# JOB
Gather all lines from the material that contain "целевые".

------ EXTRACTED INFORMATION

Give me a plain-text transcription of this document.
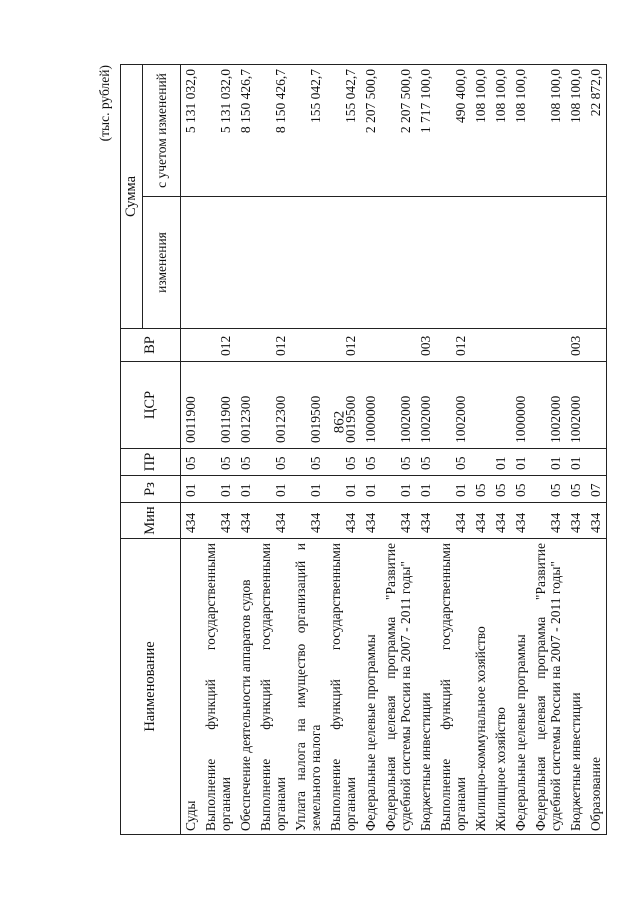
862
(тыс. рублей)
Наименование	Мин	Рз	ПР	ЦСР	ВР	Сумма	
						изменения	с учетом изменений
Суды	434	01	05	0011900			5 131 032,0
Выполнение функций государственными органами	434	01	05	0011900	012		5 131 032,0
Обеспечение деятельности аппаратов судов	434	01	05	0012300			8 150 426,7
Выполнение функций государственными органами	434	01	05	0012300	012		8 150 426,7
Уплата налога на имущество организаций и земельного налога	434	01	05	0019500			155 042,7
Выполнение функций государственными органами	434	01	05	0019500	012		155 042,7
Федеральные целевые программы	434	01	05	1000000			2 207 500,0
Федеральная целевая программа "Развитие судебной системы России на 2007 - 2011 годы"	434	01	05	1002000			2 207 500,0
Бюджетные инвестиции	434	01	05	1002000	003		1 717 100,0
Выполнение функций государственными органами	434	01	05	1002000	012		490 400,0
Жилищно-коммунальное хозяйство	434	05					108 100,0
Жилищное хозяйство	434	05	01				108 100,0
Федеральные целевые программы	434	05	01	1000000			108 100,0
Федеральная целевая программа "Развитие судебной системы России на 2007 - 2011 годы"	434	05	01	1002000			108 100,0
Бюджетные инвестиции	434	05	01	1002000	003		108 100,0
Образование	434	07					22 872,0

------------

# COMPLETE RESPONSE
Федеральные целевые программы	434	01	05	1000000			2 207 500,0
Федеральные целевые программы	434	05	01	1000000			108 100,0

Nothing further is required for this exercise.